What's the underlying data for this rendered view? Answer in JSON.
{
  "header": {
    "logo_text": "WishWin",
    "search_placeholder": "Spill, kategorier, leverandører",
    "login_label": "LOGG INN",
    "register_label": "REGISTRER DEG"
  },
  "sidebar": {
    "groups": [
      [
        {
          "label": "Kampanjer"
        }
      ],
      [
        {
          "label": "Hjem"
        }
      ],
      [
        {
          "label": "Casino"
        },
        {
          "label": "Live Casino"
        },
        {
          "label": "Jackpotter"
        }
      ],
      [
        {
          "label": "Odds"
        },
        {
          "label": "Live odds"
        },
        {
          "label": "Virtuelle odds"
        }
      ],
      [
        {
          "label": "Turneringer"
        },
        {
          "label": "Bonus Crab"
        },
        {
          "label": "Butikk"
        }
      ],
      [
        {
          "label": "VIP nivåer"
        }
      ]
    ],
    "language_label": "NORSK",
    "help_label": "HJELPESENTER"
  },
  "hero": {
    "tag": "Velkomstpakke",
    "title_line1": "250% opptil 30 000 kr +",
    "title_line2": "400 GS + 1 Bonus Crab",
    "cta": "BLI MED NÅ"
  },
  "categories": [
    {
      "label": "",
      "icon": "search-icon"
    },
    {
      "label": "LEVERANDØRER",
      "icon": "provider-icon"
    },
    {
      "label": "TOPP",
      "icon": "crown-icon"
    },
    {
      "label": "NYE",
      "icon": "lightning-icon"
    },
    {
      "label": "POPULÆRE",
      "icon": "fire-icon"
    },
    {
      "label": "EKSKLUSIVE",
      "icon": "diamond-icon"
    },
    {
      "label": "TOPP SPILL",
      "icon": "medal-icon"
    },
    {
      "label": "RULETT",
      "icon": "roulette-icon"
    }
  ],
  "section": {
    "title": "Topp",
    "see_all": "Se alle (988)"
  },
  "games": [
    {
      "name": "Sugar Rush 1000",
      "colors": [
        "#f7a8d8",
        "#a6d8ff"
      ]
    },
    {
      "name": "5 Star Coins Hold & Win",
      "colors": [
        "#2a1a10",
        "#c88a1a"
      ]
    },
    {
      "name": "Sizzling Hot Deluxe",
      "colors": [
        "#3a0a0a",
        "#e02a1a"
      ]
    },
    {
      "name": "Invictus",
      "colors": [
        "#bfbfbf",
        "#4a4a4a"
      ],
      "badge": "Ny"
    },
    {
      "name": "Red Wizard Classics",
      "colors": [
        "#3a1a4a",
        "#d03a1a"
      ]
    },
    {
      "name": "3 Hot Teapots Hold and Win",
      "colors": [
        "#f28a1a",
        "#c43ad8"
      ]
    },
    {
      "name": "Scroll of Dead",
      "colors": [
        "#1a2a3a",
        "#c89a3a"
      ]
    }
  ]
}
________________________
Every record above should be output exactly.

* Answer to this exercise:
What's the underlying data for this rendered view? Answer in JSON.
{
  "header": {
    "logo_text": "WishWin",
    "search_placeholder": "Spill, kategorier, leverandører",
    "login_label": "LOGG INN",
    "register_label": "REGISTRER DEG"
  },
  "sidebar": {
    "groups": [
      [
        {
          "label": "Kampanjer"
        }
      ],
      [
        {
          "label": "Hjem"
        }
      ],
      [
        {
          "label": "Casino"
        },
        {
          "label": "Live Casino"
        },
        {
          "label": "Jackpotter"
        }
      ],
      [
        {
          "label": "Odds"
        },
        {
          "label": "Live odds"
        },
        {
          "label": "Virtuelle odds"
        }
      ],
      [
        {
          "label": "Turneringer"
        },
        {
          "label": "Bonus Crab"
        },
        {
          "label": "Butikk"
        }
      ],
      [
        {
          "label": "VIP nivåer"
        }
      ]
    ],
    "language_label": "NORSK",
    "help_label": "HJELPESENTER"
  },
  "hero": {
    "tag": "Velkomstpakke",
    "title_line1": "250% opptil 30 000 kr +",
    "title_line2": "400 GS + 1 Bonus Crab",
    "cta": "BLI MED NÅ"
  },
  "categories": [
    {
      "label": "",
      "icon": "search-icon"
    },
    {
      "label": "LEVERANDØRER",
      "icon": "provider-icon"
    },
    {
      "label": "TOPP",
      "icon": "crown-icon"
    },
    {
      "label": "NYE",
      "icon": "lightning-icon"
    },
    {
      "label": "POPULÆRE",
      "icon": "fire-icon"
    },
    {
      "label": "EKSKLUSIVE",
      "icon": "diamond-icon"
    },
    {
      "label": "TOPP SPILL",
      "icon": "medal-icon"
    },
    {
      "label": "RULETT",
      "icon": "roulette-icon"
    }
  ],
  "section": {
    "title": "Topp",
    "see_all": "Se alle (988)"
  },
  "games": [
    {
      "name": "Sugar Rush 1000",
      "colors": [
        "#f7a8d8",
        "#a6d8ff"
      ]
    },
    {
      "name": "5 Star Coins Hold & Win",
      "colors": [
        "#2a1a10",
        "#c88a1a"
      ]
    },
    {
      "name": "Sizzling Hot Deluxe",
      "colors": [
        "#3a0a0a",
        "#e02a1a"
      ]
    },
    {
      "name": "Invictus",
      "colors": [
        "#bfbfbf",
        "#4a4a4a"
      ],
      "badge": "Ny"
    },
    {
      "name": "Red Wizard Classics",
      "colors": [
        "#3a1a4a",
        "#d03a1a"
      ]
    },
    {
      "name": "3 Hot Teapots Hold and Win",
      "colors": [
        "#f28a1a",
        "#c43ad8"
      ]
    },
    {
      "name": "Scroll of Dead",
      "colors": [
        "#1a2a3a",
        "#c89a3a"
      ]
    }
  ]
}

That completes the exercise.